# What is being asked
Your task is to write out the complete listing exactly as it is shown.

::::

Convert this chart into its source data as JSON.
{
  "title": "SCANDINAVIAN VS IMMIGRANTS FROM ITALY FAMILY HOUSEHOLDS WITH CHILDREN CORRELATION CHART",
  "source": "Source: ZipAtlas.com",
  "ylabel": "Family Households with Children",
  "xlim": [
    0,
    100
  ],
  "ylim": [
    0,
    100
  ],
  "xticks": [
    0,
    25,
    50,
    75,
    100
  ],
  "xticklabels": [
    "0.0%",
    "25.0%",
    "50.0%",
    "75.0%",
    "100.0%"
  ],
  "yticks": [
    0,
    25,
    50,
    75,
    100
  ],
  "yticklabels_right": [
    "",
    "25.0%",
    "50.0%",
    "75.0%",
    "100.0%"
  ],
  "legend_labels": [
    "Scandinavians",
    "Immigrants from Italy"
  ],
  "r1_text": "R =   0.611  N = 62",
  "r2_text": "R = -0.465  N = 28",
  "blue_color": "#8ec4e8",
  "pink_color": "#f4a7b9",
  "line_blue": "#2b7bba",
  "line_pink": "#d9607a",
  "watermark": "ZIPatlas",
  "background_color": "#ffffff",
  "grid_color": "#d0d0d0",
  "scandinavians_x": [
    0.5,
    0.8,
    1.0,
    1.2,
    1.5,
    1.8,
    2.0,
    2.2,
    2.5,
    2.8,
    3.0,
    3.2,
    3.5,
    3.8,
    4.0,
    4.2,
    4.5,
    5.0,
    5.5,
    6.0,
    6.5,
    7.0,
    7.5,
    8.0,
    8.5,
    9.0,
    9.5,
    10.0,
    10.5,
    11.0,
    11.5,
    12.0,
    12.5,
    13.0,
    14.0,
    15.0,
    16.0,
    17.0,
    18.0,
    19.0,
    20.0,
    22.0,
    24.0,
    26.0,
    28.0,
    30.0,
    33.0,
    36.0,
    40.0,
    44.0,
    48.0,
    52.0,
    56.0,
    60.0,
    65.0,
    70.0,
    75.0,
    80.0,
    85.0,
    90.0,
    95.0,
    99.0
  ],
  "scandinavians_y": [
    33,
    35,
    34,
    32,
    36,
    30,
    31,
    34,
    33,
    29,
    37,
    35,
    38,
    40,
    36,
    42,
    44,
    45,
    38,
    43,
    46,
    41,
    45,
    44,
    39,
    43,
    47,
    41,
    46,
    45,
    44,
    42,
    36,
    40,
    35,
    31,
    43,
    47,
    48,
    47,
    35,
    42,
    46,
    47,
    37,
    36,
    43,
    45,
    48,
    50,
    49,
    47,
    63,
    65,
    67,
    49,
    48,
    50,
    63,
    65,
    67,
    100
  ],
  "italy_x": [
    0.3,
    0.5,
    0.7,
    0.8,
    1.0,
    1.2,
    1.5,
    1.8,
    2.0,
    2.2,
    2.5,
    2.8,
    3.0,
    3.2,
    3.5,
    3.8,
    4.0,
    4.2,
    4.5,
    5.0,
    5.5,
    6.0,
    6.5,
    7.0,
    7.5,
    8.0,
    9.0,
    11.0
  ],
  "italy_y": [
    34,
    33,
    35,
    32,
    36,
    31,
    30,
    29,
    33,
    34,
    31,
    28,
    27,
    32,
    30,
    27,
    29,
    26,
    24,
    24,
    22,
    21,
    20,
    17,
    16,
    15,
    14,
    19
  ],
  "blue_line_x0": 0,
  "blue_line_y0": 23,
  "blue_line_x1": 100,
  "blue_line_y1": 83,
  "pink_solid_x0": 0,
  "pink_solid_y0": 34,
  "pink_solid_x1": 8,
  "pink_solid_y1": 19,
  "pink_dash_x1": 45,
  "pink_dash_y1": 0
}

::::

# The result
Convert this chart into its source data as JSON.
{
  "title": "SCANDINAVIAN VS IMMIGRANTS FROM ITALY FAMILY HOUSEHOLDS WITH CHILDREN CORRELATION CHART",
  "source": "Source: ZipAtlas.com",
  "ylabel": "Family Households with Children",
  "xlim": [
    0,
    100
  ],
  "ylim": [
    0,
    100
  ],
  "xticks": [
    0,
    25,
    50,
    75,
    100
  ],
  "xticklabels": [
    "0.0%",
    "25.0%",
    "50.0%",
    "75.0%",
    "100.0%"
  ],
  "yticks": [
    0,
    25,
    50,
    75,
    100
  ],
  "yticklabels_right": [
    "",
    "25.0%",
    "50.0%",
    "75.0%",
    "100.0%"
  ],
  "legend_labels": [
    "Scandinavians",
    "Immigrants from Italy"
  ],
  "r1_text": "R =   0.611  N = 62",
  "r2_text": "R = -0.465  N = 28",
  "blue_color": "#8ec4e8",
  "pink_color": "#f4a7b9",
  "line_blue": "#2b7bba",
  "line_pink": "#d9607a",
  "watermark": "ZIPatlas",
  "background_color": "#ffffff",
  "grid_color": "#d0d0d0",
  "scandinavians_x": [
    0.5,
    0.8,
    1.0,
    1.2,
    1.5,
    1.8,
    2.0,
    2.2,
    2.5,
    2.8,
    3.0,
    3.2,
    3.5,
    3.8,
    4.0,
    4.2,
    4.5,
    5.0,
    5.5,
    6.0,
    6.5,
    7.0,
    7.5,
    8.0,
    8.5,
    9.0,
    9.5,
    10.0,
    10.5,
    11.0,
    11.5,
    12.0,
    12.5,
    13.0,
    14.0,
    15.0,
    16.0,
    17.0,
    18.0,
    19.0,
    20.0,
    22.0,
    24.0,
    26.0,
    28.0,
    30.0,
    33.0,
    36.0,
    40.0,
    44.0,
    48.0,
    52.0,
    56.0,
    60.0,
    65.0,
    70.0,
    75.0,
    80.0,
    85.0,
    90.0,
    95.0,
    99.0
  ],
  "scandinavians_y": [
    33,
    35,
    34,
    32,
    36,
    30,
    31,
    34,
    33,
    29,
    37,
    35,
    38,
    40,
    36,
    42,
    44,
    45,
    38,
    43,
    46,
    41,
    45,
    44,
    39,
    43,
    47,
    41,
    46,
    45,
    44,
    42,
    36,
    40,
    35,
    31,
    43,
    47,
    48,
    47,
    35,
    42,
    46,
    47,
    37,
    36,
    43,
    45,
    48,
    50,
    49,
    47,
    63,
    65,
    67,
    49,
    48,
    50,
    63,
    65,
    67,
    100
  ],
  "italy_x": [
    0.3,
    0.5,
    0.7,
    0.8,
    1.0,
    1.2,
    1.5,
    1.8,
    2.0,
    2.2,
    2.5,
    2.8,
    3.0,
    3.2,
    3.5,
    3.8,
    4.0,
    4.2,
    4.5,
    5.0,
    5.5,
    6.0,
    6.5,
    7.0,
    7.5,
    8.0,
    9.0,
    11.0
  ],
  "italy_y": [
    34,
    33,
    35,
    32,
    36,
    31,
    30,
    29,
    33,
    34,
    31,
    28,
    27,
    32,
    30,
    27,
    29,
    26,
    24,
    24,
    22,
    21,
    20,
    17,
    16,
    15,
    14,
    19
  ],
  "blue_line_x0": 0,
  "blue_line_y0": 23,
  "blue_line_x1": 100,
  "blue_line_y1": 83,
  "pink_solid_x0": 0,
  "pink_solid_y0": 34,
  "pink_solid_x1": 8,
  "pink_solid_y1": 19,
  "pink_dash_x1": 45,
  "pink_dash_y1": 0
}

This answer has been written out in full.